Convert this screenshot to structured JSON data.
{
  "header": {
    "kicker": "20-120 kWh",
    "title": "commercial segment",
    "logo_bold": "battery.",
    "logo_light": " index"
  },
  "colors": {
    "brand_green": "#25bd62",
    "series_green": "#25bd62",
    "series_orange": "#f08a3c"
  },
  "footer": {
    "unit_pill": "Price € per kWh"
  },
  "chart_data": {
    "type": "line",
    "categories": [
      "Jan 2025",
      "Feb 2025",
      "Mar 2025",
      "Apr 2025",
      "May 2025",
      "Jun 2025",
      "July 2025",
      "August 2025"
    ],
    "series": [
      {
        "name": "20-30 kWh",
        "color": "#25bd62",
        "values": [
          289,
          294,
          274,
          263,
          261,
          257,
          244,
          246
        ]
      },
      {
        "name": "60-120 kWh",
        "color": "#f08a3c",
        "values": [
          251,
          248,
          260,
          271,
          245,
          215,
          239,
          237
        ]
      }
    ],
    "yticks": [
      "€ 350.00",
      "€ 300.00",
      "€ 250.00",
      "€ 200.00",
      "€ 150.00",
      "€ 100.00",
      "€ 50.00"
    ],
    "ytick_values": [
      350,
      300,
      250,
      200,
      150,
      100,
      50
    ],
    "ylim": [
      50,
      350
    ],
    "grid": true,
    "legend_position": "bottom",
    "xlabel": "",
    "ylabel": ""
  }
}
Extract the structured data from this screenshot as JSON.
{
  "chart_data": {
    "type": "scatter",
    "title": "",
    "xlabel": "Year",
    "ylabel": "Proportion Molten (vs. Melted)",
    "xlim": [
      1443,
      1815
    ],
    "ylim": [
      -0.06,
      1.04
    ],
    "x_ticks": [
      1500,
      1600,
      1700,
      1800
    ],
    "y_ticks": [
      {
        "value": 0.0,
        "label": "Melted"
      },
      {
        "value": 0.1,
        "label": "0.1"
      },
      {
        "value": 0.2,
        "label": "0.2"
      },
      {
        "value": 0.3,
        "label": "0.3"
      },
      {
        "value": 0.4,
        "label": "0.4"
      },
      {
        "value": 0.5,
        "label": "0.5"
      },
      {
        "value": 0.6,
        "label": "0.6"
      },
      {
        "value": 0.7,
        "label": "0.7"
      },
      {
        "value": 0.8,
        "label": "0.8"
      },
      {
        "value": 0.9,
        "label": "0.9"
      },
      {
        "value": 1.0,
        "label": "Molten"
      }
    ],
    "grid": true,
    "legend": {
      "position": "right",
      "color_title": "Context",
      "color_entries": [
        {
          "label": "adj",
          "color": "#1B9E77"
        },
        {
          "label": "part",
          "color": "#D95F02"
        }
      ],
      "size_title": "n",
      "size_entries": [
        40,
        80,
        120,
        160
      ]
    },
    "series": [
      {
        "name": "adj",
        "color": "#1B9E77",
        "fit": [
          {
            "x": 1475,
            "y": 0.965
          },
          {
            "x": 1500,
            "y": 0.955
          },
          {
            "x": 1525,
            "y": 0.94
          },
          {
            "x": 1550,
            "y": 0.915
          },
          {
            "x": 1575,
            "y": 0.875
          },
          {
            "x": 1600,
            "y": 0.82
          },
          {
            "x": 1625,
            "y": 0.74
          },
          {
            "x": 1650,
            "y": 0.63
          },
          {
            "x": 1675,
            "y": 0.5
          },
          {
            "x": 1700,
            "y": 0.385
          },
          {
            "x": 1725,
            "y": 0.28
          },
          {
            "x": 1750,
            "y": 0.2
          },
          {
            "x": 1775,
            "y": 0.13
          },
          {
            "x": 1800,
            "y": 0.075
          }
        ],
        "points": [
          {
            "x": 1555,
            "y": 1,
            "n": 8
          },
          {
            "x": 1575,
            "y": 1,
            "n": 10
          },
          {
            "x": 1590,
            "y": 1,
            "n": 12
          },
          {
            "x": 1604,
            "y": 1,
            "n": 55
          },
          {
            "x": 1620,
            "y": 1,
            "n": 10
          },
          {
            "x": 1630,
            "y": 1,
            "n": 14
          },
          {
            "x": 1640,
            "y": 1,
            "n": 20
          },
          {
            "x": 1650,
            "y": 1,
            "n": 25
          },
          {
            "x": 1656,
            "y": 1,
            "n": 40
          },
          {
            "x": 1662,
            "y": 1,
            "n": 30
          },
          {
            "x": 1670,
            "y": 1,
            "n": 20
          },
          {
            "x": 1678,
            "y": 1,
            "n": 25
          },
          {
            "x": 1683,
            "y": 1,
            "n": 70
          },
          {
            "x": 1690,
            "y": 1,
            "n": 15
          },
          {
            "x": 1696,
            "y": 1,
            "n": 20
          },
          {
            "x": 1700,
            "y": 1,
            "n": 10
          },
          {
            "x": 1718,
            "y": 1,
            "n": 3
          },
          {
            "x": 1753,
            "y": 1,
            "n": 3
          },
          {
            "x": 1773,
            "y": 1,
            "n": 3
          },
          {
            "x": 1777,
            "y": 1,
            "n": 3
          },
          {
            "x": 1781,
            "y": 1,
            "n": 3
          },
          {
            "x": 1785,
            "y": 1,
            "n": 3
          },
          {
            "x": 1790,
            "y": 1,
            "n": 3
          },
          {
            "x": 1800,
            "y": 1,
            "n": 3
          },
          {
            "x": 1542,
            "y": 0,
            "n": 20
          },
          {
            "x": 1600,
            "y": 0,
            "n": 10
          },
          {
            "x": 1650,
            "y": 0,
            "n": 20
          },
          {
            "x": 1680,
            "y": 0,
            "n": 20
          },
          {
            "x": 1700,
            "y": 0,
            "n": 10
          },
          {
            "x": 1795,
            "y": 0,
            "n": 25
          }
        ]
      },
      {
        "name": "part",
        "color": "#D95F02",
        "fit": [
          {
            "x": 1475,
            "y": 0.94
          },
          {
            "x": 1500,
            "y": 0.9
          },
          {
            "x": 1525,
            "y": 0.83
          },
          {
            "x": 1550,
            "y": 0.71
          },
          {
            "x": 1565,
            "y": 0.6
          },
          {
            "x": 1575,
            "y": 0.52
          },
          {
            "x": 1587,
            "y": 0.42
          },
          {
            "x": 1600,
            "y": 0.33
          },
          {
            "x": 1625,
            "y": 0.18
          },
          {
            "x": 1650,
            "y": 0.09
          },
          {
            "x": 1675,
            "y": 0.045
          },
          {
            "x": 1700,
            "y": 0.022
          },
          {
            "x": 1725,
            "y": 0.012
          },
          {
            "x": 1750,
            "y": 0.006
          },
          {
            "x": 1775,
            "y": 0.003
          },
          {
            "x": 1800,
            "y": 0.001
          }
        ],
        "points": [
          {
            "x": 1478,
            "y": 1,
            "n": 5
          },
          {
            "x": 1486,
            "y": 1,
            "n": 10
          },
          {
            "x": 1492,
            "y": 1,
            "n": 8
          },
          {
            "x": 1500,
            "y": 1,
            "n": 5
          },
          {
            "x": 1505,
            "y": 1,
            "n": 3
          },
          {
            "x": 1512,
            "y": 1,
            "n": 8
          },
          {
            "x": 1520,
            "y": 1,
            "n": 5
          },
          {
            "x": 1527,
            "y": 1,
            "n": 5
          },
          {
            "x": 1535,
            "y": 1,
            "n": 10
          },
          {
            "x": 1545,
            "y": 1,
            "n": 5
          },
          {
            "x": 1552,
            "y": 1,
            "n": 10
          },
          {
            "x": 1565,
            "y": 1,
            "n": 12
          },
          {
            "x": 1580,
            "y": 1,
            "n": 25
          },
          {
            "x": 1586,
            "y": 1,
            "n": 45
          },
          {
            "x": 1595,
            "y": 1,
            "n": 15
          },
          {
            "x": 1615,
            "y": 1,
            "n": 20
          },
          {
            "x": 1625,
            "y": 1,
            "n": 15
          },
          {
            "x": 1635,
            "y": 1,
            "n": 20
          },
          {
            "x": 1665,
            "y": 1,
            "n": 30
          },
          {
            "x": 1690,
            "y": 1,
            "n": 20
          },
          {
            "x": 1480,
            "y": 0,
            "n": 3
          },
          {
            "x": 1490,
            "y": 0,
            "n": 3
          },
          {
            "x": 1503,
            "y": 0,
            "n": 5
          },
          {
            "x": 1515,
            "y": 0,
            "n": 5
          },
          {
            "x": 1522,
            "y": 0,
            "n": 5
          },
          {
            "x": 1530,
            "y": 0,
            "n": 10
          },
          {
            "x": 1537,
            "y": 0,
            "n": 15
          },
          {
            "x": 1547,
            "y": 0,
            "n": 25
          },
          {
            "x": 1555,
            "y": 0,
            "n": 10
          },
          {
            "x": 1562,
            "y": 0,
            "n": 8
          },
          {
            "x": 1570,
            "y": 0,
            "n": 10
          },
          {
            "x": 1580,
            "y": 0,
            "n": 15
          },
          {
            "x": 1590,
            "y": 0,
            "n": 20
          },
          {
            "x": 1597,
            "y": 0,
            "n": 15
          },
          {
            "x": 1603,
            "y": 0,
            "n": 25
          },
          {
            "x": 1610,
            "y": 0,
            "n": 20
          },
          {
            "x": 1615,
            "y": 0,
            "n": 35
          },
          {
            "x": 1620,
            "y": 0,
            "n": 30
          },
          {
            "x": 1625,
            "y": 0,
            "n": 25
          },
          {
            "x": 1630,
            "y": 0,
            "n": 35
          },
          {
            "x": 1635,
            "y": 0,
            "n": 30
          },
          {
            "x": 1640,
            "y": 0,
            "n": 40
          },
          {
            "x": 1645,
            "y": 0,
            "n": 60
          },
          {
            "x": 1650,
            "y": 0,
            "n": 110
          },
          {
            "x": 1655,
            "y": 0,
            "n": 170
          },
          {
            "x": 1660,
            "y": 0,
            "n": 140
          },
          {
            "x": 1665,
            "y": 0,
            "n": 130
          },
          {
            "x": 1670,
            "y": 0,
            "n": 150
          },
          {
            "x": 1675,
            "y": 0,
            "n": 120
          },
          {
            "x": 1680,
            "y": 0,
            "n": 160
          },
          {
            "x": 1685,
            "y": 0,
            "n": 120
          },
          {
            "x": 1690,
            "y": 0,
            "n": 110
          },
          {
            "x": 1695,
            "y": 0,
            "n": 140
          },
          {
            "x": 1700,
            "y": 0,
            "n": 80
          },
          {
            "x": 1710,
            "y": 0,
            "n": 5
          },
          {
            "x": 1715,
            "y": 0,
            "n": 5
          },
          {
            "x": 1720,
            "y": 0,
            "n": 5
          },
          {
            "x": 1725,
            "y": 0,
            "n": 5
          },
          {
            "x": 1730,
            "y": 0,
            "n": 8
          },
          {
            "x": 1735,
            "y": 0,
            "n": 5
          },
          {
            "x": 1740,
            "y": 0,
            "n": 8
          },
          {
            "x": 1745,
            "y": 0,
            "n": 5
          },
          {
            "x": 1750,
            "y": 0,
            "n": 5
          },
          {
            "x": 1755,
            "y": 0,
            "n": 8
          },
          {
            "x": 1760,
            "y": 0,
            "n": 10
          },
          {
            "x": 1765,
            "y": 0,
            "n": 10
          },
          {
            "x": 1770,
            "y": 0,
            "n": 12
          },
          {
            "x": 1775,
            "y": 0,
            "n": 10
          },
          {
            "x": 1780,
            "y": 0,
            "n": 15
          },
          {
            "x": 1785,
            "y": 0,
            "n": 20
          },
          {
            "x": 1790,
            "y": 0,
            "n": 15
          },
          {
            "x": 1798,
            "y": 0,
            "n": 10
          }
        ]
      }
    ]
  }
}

* _TO DO_
Locate all lines that include the word "screenshot" and copy them out.

* _ANSWER TO THE TASK_
Convert this screenshot to structured JSON data.
Extract the structured data from this screenshot as JSON.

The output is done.